Task to carry out: Locate the lines that hold the string "SWIR". Copy every such line.

★ ★ ★ ★

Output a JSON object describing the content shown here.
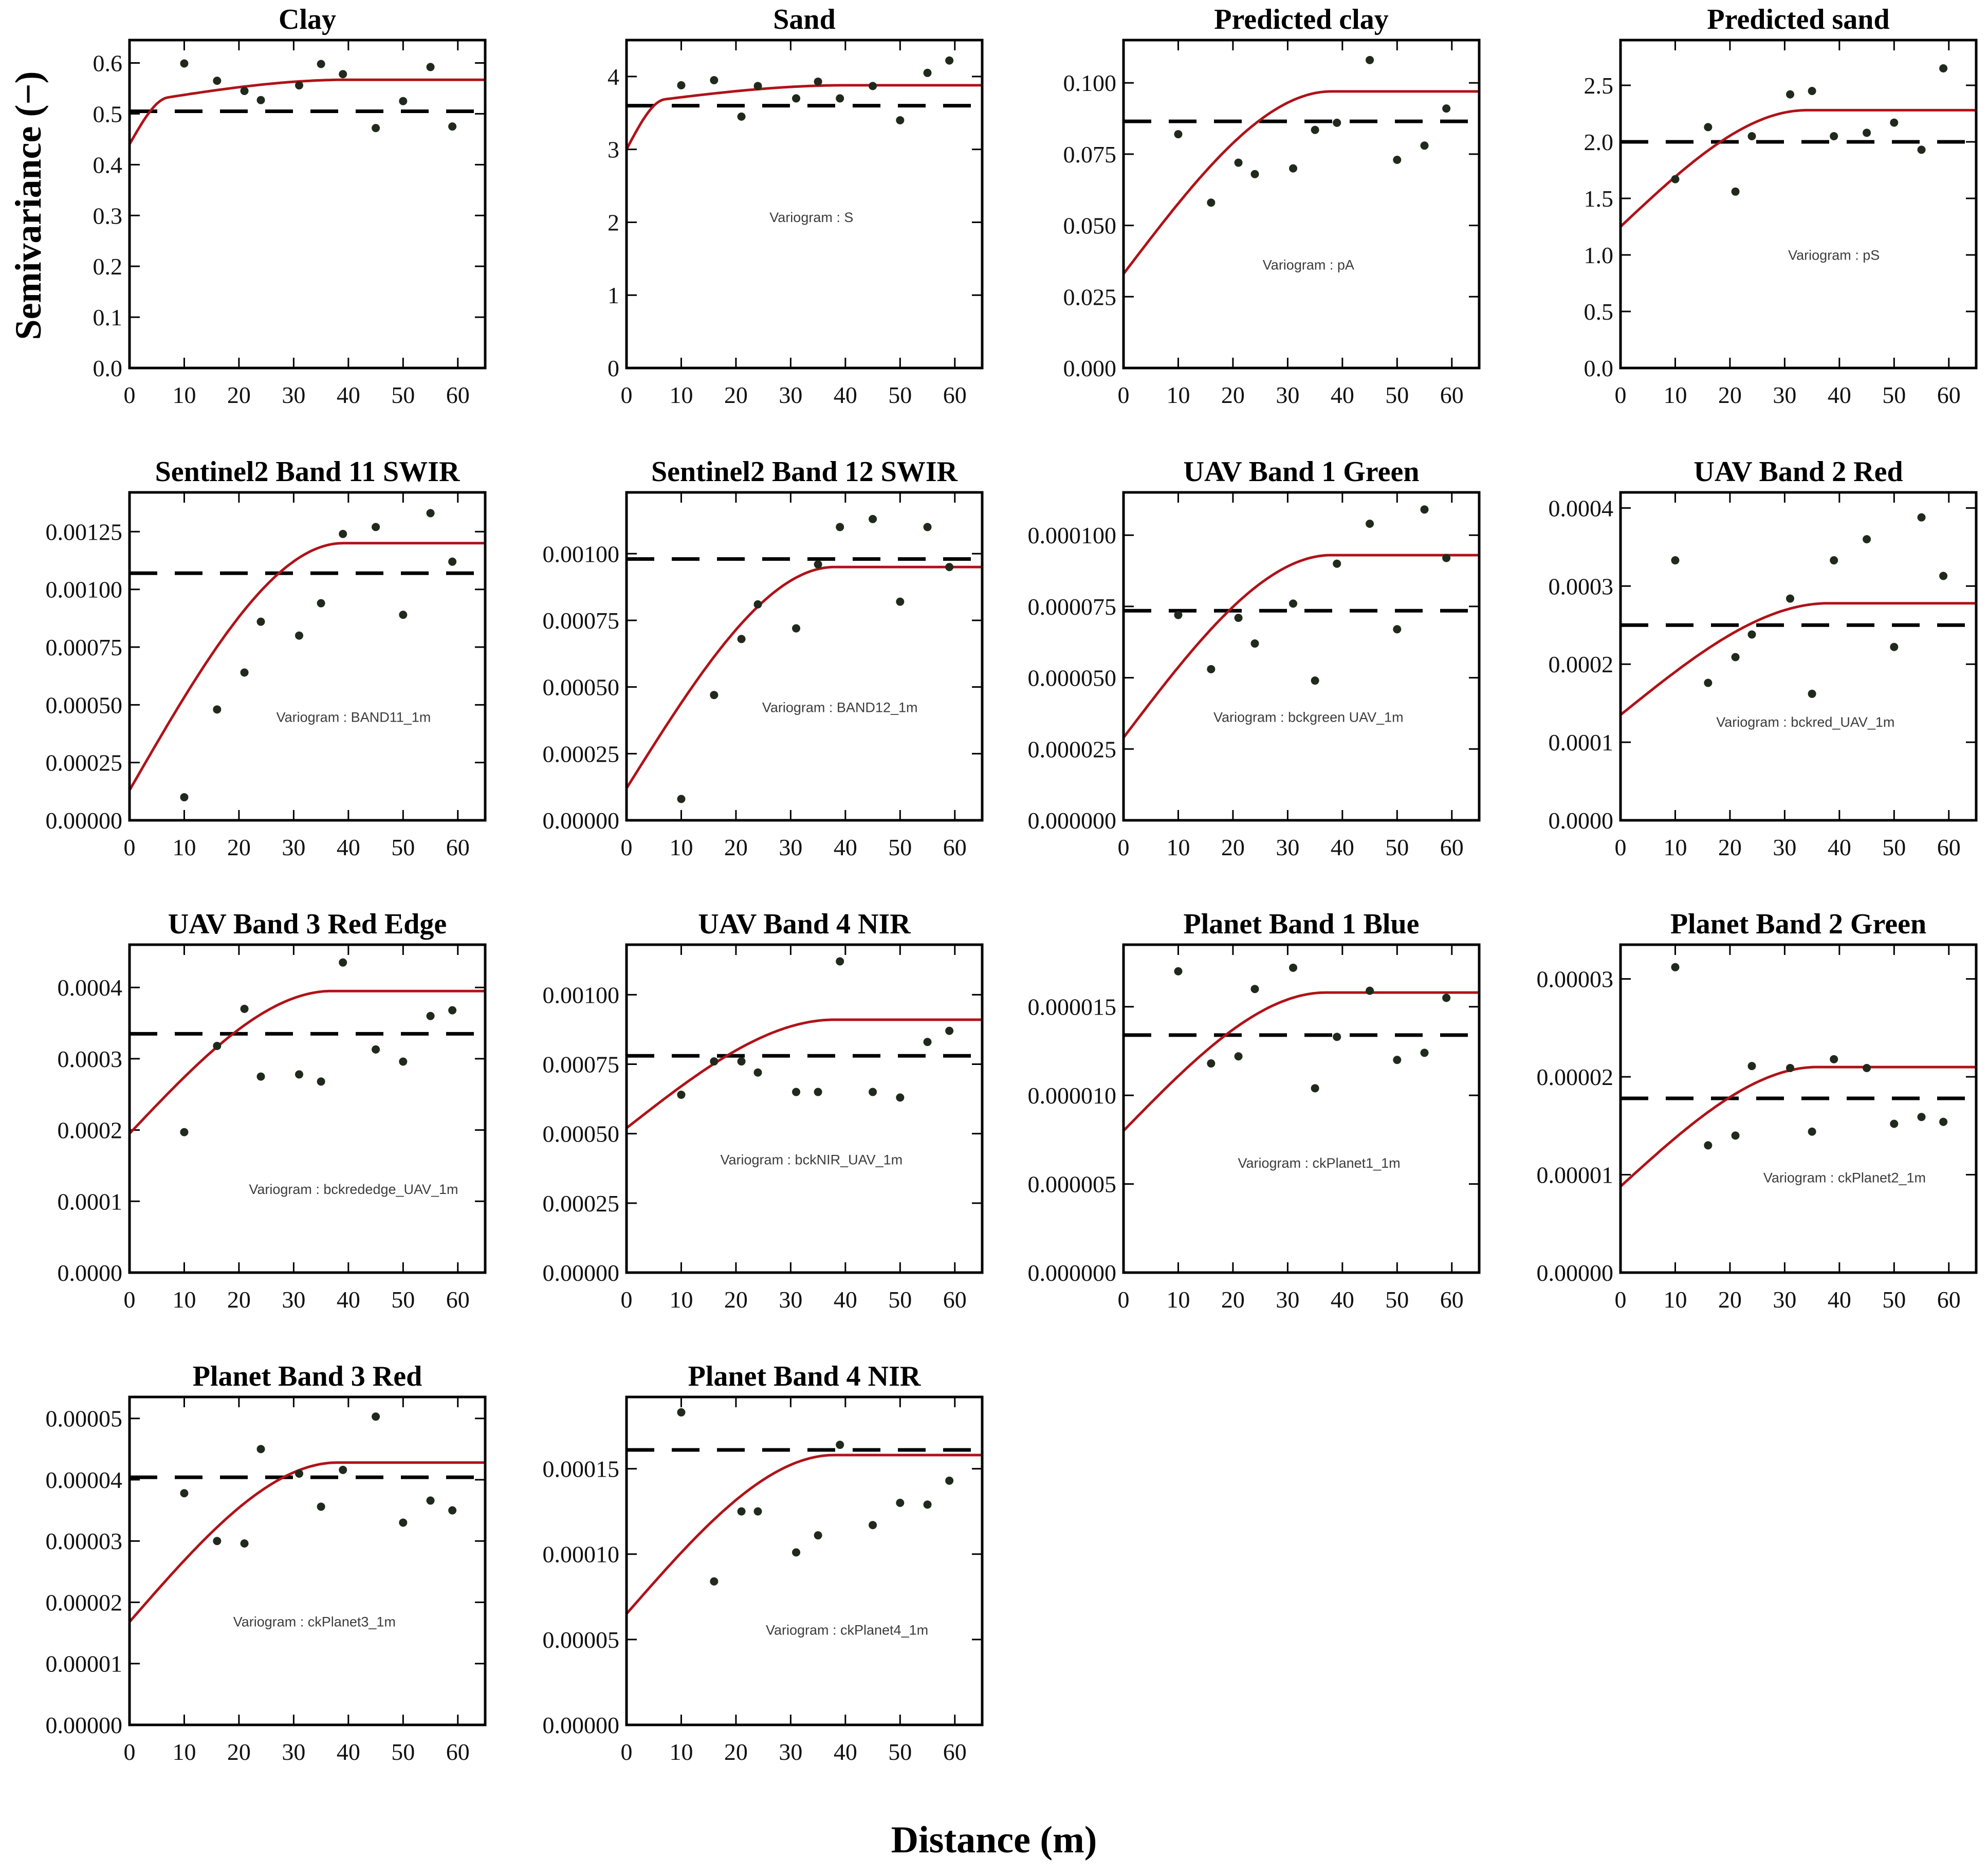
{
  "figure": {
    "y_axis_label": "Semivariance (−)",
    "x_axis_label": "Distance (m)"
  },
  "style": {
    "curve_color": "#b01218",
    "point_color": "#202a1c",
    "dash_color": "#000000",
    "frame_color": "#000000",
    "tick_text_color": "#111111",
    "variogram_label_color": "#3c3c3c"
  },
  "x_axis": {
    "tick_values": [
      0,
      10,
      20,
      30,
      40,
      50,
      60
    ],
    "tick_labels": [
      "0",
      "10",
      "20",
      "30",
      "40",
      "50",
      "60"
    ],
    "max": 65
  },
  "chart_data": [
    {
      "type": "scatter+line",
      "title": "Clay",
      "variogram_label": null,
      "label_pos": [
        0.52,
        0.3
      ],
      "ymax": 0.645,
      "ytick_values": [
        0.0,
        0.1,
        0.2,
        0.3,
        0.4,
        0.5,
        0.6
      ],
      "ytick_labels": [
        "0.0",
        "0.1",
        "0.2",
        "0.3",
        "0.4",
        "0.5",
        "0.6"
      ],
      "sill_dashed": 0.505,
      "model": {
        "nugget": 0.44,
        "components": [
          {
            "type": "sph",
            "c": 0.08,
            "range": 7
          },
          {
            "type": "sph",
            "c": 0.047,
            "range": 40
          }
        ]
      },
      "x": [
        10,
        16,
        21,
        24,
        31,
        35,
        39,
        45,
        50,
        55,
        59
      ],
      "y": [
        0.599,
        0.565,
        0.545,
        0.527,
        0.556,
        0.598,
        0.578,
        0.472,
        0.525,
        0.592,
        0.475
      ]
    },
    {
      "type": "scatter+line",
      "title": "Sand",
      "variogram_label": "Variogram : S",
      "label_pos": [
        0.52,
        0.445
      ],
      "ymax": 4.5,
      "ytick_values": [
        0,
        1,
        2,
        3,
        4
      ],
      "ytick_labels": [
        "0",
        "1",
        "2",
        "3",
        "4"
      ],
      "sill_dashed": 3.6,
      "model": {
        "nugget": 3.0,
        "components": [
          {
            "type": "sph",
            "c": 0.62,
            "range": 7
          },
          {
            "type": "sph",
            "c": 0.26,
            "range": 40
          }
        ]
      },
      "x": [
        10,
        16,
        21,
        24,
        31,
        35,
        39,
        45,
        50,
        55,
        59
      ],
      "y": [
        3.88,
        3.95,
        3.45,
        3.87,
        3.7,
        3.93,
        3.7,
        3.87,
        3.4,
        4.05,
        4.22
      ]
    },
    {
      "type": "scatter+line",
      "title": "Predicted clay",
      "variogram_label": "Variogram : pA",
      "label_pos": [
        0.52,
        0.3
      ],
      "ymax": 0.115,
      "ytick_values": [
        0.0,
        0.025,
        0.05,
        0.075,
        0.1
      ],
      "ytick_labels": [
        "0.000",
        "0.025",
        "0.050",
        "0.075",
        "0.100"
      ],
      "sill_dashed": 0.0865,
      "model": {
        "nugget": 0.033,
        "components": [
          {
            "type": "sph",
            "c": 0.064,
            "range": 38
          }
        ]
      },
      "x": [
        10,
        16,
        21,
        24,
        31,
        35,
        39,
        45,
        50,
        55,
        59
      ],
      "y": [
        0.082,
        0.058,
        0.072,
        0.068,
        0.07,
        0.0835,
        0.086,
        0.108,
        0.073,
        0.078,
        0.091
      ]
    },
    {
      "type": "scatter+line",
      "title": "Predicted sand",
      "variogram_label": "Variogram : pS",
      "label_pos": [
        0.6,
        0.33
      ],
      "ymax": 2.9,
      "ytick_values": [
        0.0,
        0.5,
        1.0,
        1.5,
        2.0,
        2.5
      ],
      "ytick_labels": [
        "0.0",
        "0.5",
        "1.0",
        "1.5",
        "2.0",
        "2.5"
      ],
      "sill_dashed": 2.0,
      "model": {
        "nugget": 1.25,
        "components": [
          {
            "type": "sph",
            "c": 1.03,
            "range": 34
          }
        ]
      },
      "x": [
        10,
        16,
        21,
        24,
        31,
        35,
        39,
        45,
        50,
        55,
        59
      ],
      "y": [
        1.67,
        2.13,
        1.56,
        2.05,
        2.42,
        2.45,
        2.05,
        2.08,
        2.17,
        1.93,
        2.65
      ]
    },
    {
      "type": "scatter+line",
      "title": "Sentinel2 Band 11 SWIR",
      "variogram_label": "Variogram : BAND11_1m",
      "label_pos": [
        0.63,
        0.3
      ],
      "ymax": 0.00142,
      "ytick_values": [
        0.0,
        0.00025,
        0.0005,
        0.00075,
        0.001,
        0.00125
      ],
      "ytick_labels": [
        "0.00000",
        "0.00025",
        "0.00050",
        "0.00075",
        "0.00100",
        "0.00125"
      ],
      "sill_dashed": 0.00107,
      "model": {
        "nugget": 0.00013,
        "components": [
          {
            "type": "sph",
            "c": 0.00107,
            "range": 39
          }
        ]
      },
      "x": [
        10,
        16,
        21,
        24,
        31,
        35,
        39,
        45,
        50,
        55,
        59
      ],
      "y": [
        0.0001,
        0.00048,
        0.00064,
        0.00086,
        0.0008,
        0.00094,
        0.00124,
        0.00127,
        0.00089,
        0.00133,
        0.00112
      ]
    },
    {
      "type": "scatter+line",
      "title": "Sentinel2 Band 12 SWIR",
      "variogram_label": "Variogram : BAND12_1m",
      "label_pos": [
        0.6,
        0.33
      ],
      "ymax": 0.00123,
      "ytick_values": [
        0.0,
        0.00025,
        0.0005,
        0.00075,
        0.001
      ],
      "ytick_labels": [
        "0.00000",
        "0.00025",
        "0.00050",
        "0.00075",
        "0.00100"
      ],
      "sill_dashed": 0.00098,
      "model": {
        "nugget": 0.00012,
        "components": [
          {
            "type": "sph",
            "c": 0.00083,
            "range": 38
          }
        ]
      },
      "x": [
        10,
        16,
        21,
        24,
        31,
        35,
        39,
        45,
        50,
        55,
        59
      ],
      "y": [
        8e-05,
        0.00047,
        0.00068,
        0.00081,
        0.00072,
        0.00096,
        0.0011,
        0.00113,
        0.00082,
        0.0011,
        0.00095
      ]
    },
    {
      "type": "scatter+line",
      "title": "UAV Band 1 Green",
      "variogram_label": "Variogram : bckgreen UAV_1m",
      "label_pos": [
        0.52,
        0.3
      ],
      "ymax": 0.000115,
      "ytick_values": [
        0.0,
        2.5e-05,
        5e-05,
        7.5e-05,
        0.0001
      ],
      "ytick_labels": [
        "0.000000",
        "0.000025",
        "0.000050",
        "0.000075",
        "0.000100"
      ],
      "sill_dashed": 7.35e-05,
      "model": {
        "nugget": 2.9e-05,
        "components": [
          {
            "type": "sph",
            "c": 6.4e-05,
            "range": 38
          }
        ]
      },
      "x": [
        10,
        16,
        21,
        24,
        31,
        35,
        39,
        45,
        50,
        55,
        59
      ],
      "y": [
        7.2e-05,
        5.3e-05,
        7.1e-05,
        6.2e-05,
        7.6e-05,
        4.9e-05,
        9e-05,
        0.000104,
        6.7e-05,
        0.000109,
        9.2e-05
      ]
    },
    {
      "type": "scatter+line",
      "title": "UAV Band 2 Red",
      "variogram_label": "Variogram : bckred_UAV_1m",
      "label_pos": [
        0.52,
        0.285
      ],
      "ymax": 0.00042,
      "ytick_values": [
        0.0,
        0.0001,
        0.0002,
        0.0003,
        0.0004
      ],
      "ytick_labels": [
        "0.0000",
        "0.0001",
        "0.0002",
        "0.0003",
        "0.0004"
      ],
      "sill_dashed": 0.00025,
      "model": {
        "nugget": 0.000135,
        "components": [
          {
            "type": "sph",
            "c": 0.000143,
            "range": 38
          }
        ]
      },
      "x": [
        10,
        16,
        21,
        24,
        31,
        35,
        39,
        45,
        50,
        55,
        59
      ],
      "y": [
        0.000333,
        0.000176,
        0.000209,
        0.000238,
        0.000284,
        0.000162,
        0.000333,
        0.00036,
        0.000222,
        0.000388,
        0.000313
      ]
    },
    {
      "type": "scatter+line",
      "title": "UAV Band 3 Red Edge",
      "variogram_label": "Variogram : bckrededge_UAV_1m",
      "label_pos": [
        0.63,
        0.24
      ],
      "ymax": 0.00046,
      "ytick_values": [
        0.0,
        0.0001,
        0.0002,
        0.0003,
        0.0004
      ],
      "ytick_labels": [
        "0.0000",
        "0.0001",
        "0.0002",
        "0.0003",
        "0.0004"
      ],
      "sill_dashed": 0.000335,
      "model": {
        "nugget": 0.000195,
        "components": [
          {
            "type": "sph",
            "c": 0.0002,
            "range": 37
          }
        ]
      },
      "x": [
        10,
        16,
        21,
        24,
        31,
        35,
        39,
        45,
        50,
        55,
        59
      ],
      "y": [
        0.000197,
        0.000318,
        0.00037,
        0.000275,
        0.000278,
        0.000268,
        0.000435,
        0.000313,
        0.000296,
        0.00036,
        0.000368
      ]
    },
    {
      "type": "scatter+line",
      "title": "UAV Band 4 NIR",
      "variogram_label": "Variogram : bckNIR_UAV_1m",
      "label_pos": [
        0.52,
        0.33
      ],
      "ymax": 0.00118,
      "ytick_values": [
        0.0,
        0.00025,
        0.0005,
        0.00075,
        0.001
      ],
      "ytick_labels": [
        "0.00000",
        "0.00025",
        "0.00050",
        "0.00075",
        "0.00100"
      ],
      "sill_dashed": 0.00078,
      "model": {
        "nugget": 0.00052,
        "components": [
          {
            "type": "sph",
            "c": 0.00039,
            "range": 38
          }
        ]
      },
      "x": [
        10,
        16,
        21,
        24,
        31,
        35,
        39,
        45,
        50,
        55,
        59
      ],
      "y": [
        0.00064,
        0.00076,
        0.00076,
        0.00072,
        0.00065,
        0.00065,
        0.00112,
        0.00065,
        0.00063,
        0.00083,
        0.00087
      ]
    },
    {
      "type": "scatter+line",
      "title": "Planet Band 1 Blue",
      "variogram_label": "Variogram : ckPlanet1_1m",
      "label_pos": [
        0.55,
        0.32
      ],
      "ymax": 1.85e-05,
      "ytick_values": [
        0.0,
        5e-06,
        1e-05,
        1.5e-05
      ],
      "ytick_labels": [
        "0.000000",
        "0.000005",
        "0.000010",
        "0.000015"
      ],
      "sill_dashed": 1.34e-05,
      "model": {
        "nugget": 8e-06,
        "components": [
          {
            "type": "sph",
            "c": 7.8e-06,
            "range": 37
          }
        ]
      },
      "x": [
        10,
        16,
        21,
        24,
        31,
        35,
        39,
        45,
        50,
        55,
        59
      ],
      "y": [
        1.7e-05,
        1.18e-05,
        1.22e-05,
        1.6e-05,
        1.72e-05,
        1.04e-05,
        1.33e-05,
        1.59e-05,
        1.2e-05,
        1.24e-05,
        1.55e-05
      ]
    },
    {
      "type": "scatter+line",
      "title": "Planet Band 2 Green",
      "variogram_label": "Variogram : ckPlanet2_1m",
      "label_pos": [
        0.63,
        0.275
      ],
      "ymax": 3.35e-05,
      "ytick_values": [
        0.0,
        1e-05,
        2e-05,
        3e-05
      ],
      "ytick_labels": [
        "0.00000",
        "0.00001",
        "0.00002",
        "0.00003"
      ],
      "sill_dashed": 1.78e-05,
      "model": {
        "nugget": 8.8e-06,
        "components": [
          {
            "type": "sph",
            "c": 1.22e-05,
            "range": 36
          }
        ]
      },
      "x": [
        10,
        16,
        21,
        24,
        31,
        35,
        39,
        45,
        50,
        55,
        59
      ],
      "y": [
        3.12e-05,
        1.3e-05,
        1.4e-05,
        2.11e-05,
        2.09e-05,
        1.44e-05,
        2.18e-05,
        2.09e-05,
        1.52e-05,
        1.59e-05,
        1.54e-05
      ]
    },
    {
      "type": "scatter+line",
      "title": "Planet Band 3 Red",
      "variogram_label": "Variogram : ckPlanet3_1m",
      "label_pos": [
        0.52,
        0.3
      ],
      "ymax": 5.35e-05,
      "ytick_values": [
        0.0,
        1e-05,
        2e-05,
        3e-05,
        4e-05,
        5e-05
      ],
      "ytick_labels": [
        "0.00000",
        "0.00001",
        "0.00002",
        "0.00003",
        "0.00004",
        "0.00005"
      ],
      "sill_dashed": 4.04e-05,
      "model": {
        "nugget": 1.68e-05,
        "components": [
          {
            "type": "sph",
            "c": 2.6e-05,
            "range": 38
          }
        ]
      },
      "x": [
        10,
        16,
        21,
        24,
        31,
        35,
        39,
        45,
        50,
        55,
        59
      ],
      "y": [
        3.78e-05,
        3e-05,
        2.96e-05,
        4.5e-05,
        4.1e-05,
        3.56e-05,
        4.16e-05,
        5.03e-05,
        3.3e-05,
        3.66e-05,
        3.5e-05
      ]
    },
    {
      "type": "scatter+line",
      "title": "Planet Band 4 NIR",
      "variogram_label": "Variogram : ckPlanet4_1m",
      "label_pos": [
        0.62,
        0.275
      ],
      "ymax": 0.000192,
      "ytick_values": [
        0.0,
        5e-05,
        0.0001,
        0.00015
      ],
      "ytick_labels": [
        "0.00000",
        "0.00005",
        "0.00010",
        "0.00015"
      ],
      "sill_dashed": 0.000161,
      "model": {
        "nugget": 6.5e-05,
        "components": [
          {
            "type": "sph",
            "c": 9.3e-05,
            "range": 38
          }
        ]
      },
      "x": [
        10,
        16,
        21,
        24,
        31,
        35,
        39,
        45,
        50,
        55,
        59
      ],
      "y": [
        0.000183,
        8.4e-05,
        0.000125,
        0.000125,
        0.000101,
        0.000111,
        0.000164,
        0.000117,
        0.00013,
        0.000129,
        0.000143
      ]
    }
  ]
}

★ ★ ★ ★

Expected answer:
      "title": "Sentinel2 Band 11 SWIR",
      "title": "Sentinel2 Band 12 SWIR",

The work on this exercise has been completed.